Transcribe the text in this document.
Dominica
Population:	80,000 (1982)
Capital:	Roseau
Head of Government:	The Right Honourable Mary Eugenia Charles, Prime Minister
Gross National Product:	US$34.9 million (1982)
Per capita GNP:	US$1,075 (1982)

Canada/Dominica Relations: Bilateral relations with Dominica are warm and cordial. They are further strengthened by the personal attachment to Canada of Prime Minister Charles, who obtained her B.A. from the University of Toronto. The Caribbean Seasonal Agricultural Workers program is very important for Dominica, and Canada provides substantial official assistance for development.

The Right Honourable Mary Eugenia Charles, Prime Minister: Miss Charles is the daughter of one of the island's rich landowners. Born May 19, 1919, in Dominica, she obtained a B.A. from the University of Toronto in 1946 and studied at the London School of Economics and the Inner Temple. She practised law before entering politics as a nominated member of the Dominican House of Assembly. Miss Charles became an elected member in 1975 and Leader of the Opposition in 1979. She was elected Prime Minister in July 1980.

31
● ● ● ● ●
Exercise brief> Every record above needs to be repeated word for word.

Task solution>
Transcribe the text in this document.
Dominica
Population:	80,000 (1982)
Capital:	Roseau
Head of Government:	The Right Honourable Mary Eugenia Charles, Prime Minister
Gross National Product:	US$34.9 million (1982)
Per capita GNP:	US$1,075 (1982)

Canada/Dominica Relations: Bilateral relations with Dominica are warm and cordial. They are further strengthened by the personal attachment to Canada of Prime Minister Charles, who obtained her B.A. from the University of Toronto. The Caribbean Seasonal Agricultural Workers program is very important for Dominica, and Canada provides substantial official assistance for development.

The Right Honourable Mary Eugenia Charles, Prime Minister: Miss Charles is the daughter of one of the island's rich landowners. Born May 19, 1919, in Dominica, she obtained a B.A. from the University of Toronto in 1946 and studied at the London School of Economics and the Inner Temple. She practised law before entering politics as a nominated member of the Dominican House of Assembly. Miss Charles became an elected member in 1975 and Leader of the Opposition in 1979. She was elected Prime Minister in July 1980.

31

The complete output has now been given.